Start Data extract
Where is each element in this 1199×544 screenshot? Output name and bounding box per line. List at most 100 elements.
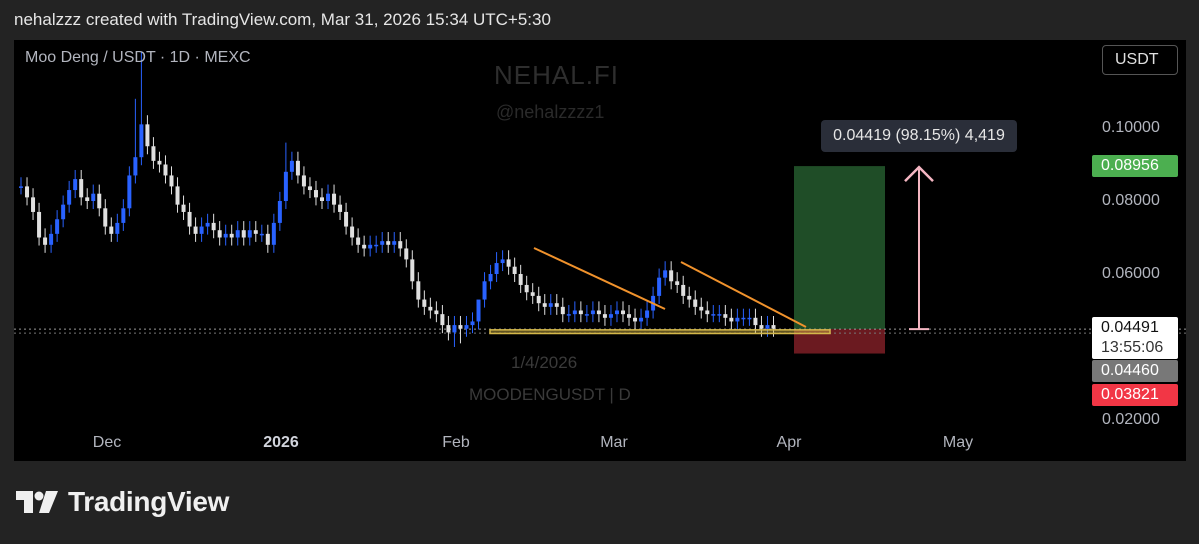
candle-body: [67, 190, 72, 205]
candle-body: [747, 317, 752, 320]
candle-body: [332, 193, 337, 205]
candle-body: [350, 226, 355, 238]
candle-body: [181, 204, 186, 212]
candle-body: [259, 233, 264, 236]
candle-body: [103, 208, 108, 227]
x-tick-2026: 2026: [263, 434, 299, 451]
candle-body: [145, 124, 150, 147]
candle-body: [711, 314, 716, 316]
candle-body: [506, 259, 511, 267]
candle-body: [199, 226, 204, 234]
candle-body: [416, 281, 421, 300]
support-price-tag: 0.04460: [1092, 360, 1178, 382]
candle-body: [621, 310, 625, 315]
watermark-handle: @nehalzzzz1: [496, 102, 605, 122]
candle-body: [163, 164, 168, 176]
candle-body: [271, 222, 276, 245]
tradingview-logo[interactable]: TradingView: [16, 486, 229, 518]
candle-body: [223, 233, 228, 238]
candle-body: [205, 222, 210, 227]
candle-body: [374, 244, 379, 247]
candle-body: [542, 303, 547, 307]
candle-body: [422, 299, 427, 307]
support-zone: [489, 329, 831, 335]
candle-body: [669, 270, 674, 282]
candle-body: [19, 186, 23, 188]
candle-body: [446, 325, 451, 333]
symbol-title[interactable]: Moo Deng / USDT · 1D · MEXC: [25, 49, 251, 66]
resistance-trendline-1: [533, 247, 666, 310]
candle-body: [705, 310, 710, 315]
watermark-ticker: MOODENGUSDT | D: [469, 385, 631, 404]
candle-body: [560, 306, 565, 315]
candle-body: [253, 230, 258, 234]
target-price-tag: 0.08956: [1092, 155, 1178, 177]
credit-header: nehalzzz created with TradingView.com, M…: [14, 10, 551, 29]
candle-body: [729, 317, 734, 322]
candle-body: [614, 310, 619, 315]
candle-body: [326, 193, 331, 201]
candle-body: [265, 233, 270, 245]
candle-body: [578, 310, 583, 315]
candle-body: [344, 211, 349, 227]
candle-body: [717, 314, 722, 316]
candle-body: [49, 233, 54, 245]
candle-body: [386, 241, 391, 245]
x-tick-dec: Dec: [92, 434, 122, 451]
candlestick-chart[interactable]: [14, 40, 1186, 461]
candle-body: [61, 204, 66, 220]
candle-body: [530, 292, 535, 296]
candle-body: [675, 281, 680, 285]
candle-body: [452, 325, 457, 333]
candle-body: [368, 244, 373, 249]
profit-zone: [794, 166, 885, 330]
candle-body: [572, 310, 577, 315]
candle-body: [524, 284, 529, 293]
candle-body: [548, 303, 553, 307]
candle-body: [458, 325, 463, 329]
candle-body: [301, 175, 306, 187]
candle-body: [338, 204, 343, 212]
candle-body: [681, 284, 686, 296]
candle-body: [699, 306, 704, 311]
chart-panel[interactable]: NEHAL.FI @nehalzzzz1 1/4/2026 MOODENGUSD…: [14, 40, 1186, 461]
candle-body: [313, 190, 318, 198]
y-tick-0.08000: 0.08000: [1102, 192, 1160, 209]
x-tick-apr: Apr: [776, 434, 802, 451]
candle-body: [25, 186, 30, 198]
candle-body: [494, 263, 499, 274]
candle-body: [169, 175, 174, 187]
candle-body: [482, 281, 487, 300]
candle-body: [584, 314, 589, 316]
candle-body: [362, 244, 367, 249]
candle-body: [602, 314, 607, 318]
candle-body: [277, 201, 282, 223]
candle-body: [229, 233, 234, 238]
y-tick-0.06000: 0.06000: [1102, 265, 1160, 282]
candle-body: [193, 226, 198, 234]
currency-button[interactable]: USDT: [1102, 45, 1178, 75]
current-price-tag: 0.04491 13:55:06: [1092, 317, 1178, 359]
x-tick-feb: Feb: [442, 434, 470, 451]
candle-body: [109, 226, 114, 234]
candle-body: [85, 197, 90, 201]
candle-body: [536, 295, 541, 304]
candle-body: [121, 208, 126, 223]
candle-body: [488, 274, 493, 282]
candle-body: [356, 237, 361, 245]
candle-body: [241, 230, 246, 238]
candle-body: [79, 179, 84, 198]
candle-body: [759, 325, 764, 329]
watermark-title: NEHAL.FI: [494, 60, 620, 90]
candle-countdown: 13:55:06: [1101, 339, 1164, 356]
candle-body: [97, 193, 102, 209]
candle-body: [55, 219, 60, 234]
resistance-trendline-2: [680, 261, 807, 328]
candle-body: [470, 321, 475, 326]
candle-body: [175, 186, 180, 205]
candle-body: [753, 317, 758, 326]
candle-body: [627, 314, 632, 318]
candle-body: [31, 197, 36, 212]
measure-tooltip: 0.04419 (98.15%) 4,419: [821, 120, 1017, 152]
candle-body: [295, 160, 300, 176]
End Data extract
> [What is asked] Print the material from the line with "candle-body: [67, 190, 72, 205]" up to and including the line with "candle-body: [669, 270, 674, 282]", keeping every line unchanged.

> [Exercise answer]
candle-body: [67, 190, 72, 205]
candle-body: [747, 317, 752, 320]
candle-body: [332, 193, 337, 205]
candle-body: [350, 226, 355, 238]
candle-body: [181, 204, 186, 212]
candle-body: [259, 233, 264, 236]
candle-body: [103, 208, 108, 227]
x-tick-2026: 2026: [263, 434, 299, 451]
candle-body: [145, 124, 150, 147]
candle-body: [711, 314, 716, 316]
candle-body: [506, 259, 511, 267]
candle-body: [199, 226, 204, 234]
candle-body: [416, 281, 421, 300]
support-price-tag: 0.04460: [1092, 360, 1178, 382]
candle-body: [621, 310, 625, 315]
watermark-handle: @nehalzzzz1: [496, 102, 605, 122]
candle-body: [163, 164, 168, 176]
candle-body: [271, 222, 276, 245]
tradingview-logo[interactable]: TradingView: [16, 486, 229, 518]
candle-body: [223, 233, 228, 238]
candle-body: [205, 222, 210, 227]
candle-body: [374, 244, 379, 247]
candle-body: [542, 303, 547, 307]
candle-body: [422, 299, 427, 307]
support-zone: [489, 329, 831, 335]
candle-body: [669, 270, 674, 282]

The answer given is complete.